══ DATASET
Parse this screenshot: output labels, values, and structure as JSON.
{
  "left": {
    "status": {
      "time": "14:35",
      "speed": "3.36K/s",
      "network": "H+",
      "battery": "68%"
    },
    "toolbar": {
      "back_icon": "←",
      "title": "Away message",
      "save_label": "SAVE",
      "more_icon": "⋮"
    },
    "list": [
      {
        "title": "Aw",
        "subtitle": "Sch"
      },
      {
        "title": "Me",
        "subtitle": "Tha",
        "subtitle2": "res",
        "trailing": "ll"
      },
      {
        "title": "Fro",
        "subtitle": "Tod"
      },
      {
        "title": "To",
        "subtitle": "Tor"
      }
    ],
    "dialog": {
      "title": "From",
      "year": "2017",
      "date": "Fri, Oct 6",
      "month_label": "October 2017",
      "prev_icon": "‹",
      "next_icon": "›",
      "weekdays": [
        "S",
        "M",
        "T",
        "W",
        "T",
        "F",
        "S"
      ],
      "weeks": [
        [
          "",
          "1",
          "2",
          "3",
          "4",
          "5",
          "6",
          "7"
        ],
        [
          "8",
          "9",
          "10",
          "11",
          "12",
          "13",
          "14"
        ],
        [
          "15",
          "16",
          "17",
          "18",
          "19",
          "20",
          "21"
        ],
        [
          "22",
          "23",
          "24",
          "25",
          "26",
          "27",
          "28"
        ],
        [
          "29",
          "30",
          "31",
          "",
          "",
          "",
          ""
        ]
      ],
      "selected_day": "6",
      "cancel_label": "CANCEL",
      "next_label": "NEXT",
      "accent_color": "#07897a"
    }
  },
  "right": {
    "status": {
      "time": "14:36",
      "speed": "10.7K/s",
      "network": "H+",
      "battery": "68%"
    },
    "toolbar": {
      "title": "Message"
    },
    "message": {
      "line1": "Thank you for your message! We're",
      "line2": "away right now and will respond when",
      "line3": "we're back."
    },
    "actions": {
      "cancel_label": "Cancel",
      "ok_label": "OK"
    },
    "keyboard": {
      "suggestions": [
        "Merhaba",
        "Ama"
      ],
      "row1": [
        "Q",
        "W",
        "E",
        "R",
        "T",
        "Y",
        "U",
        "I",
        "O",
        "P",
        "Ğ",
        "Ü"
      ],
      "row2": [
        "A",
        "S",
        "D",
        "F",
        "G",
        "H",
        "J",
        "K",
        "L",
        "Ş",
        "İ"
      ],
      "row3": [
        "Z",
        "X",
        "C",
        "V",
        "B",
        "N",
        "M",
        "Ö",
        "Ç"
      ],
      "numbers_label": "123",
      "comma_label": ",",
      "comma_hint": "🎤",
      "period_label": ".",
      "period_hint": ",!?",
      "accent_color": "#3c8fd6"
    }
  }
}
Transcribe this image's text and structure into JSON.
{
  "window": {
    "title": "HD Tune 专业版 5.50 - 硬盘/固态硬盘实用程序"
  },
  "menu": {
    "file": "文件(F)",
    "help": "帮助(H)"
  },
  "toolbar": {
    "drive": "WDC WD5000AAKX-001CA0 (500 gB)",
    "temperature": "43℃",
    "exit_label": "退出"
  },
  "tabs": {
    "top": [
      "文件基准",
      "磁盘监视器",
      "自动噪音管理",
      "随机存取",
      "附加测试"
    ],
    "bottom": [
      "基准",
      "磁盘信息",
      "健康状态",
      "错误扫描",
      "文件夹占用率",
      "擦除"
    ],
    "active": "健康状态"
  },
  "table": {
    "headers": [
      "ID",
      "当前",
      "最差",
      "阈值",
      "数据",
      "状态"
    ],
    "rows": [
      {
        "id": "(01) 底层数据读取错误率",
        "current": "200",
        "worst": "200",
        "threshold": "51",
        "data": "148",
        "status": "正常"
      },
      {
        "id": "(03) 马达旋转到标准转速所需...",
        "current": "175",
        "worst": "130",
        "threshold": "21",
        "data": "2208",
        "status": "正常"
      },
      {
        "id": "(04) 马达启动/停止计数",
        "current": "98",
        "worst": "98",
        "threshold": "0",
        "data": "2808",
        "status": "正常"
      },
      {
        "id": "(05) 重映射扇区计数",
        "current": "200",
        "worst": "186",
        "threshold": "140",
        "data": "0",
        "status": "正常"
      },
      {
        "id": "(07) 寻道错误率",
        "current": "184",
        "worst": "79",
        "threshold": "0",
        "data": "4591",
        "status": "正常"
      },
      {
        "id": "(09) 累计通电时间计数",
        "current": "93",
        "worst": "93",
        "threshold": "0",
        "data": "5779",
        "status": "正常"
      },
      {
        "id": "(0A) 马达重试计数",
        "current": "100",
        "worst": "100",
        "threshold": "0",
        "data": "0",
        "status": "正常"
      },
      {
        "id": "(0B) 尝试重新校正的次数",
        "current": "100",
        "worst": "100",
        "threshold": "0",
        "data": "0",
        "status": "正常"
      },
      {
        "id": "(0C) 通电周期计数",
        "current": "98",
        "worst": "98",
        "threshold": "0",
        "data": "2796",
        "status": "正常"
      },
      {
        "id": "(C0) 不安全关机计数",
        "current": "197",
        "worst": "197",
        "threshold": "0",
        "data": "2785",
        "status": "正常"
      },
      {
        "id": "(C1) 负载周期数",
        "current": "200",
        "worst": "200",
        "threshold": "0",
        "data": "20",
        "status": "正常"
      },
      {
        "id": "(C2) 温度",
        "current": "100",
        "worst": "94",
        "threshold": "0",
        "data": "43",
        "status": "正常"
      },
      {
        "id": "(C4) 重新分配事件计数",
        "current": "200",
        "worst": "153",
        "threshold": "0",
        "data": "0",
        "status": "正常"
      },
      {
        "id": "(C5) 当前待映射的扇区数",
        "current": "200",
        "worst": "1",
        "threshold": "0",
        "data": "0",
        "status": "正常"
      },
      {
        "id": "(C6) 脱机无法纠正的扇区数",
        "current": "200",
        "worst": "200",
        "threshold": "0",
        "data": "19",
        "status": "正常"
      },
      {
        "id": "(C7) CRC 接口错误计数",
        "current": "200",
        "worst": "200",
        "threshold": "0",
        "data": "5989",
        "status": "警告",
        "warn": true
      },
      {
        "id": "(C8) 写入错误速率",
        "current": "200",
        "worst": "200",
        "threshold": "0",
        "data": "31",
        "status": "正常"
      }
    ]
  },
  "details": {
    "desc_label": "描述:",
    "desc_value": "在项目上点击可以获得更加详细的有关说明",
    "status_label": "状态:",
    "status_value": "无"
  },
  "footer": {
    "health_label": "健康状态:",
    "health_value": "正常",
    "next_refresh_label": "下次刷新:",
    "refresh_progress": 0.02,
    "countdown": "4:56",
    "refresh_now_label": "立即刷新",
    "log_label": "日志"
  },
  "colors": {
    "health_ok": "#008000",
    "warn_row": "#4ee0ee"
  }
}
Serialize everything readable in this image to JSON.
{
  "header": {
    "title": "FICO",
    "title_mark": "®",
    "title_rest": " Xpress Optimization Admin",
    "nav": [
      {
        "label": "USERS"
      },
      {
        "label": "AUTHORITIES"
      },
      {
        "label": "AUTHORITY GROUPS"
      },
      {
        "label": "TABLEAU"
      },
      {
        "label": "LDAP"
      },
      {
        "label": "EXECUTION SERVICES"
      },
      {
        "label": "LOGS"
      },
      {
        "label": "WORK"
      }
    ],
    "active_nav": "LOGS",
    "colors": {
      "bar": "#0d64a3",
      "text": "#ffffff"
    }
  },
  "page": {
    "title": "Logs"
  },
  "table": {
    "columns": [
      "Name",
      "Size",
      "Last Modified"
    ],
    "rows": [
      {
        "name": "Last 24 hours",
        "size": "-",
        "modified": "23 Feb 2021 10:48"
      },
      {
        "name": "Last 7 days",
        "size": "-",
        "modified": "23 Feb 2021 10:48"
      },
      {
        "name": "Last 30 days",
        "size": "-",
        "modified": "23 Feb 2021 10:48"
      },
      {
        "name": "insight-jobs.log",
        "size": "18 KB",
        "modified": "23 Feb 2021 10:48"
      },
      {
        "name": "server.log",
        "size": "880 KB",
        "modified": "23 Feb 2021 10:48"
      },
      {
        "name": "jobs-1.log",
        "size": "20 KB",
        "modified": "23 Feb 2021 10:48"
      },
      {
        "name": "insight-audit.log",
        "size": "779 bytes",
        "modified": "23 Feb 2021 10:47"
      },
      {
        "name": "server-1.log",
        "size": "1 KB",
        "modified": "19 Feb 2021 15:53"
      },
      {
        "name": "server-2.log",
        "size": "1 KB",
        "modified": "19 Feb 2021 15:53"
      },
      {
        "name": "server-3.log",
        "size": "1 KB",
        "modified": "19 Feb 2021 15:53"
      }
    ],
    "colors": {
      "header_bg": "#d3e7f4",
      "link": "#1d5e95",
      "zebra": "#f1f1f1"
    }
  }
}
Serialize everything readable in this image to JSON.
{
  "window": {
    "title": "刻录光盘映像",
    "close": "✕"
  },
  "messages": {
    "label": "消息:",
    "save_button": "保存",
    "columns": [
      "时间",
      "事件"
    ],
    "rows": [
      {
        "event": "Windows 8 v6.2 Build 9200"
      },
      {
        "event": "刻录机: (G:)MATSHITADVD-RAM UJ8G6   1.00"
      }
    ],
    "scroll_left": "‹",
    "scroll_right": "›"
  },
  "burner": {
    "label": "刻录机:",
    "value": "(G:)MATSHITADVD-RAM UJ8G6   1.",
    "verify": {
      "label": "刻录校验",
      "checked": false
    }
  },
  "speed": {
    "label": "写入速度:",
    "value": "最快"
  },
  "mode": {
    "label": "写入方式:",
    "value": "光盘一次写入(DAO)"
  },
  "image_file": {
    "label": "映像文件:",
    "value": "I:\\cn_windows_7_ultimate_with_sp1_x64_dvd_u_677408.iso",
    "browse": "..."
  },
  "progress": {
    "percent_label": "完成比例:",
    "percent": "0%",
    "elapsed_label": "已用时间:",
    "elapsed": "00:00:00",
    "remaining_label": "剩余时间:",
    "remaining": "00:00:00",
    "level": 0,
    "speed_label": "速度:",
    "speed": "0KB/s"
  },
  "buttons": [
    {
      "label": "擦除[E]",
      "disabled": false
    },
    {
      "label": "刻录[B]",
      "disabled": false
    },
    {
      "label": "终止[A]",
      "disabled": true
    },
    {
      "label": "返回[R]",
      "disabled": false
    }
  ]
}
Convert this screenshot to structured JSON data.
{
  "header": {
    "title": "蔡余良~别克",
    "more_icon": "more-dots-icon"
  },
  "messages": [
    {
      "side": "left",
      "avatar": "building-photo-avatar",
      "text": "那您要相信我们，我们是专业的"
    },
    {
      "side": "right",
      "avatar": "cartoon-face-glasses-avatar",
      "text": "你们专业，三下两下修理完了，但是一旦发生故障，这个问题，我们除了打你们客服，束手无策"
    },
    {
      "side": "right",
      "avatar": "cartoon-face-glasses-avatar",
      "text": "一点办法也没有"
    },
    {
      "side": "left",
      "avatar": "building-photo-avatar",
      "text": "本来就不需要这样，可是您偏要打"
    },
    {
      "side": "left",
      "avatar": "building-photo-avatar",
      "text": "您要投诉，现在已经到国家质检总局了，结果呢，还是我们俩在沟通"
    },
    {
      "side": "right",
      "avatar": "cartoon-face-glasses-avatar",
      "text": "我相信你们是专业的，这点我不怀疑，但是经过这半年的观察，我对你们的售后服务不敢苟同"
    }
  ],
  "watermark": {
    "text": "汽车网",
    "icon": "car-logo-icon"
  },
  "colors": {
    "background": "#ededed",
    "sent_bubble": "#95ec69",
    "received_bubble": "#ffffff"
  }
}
════
Copy out every line holding the string "text".

• **OUTPUT OF THE TASK**
Transcribe this image's text and structure into JSON.
      "text": "#ffffff"
      "text": "那您要相信我们，我们是专业的"
      "text": "你们专业，三下两下修理完了，但是一旦发生故障，这个问题，我们除了打你们客服，束手无策"
      "text": "一点办法也没有"
      "text": "本来就不需要这样，可是您偏要打"
      "text": "您要投诉，现在已经到国家质检总局了，结果呢，还是我们俩在沟通"
      "text": "我相信你们是专业的，这点我不怀疑，但是经过这半年的观察，我对你们的售后服务不敢苟同"
    "text": "汽车网",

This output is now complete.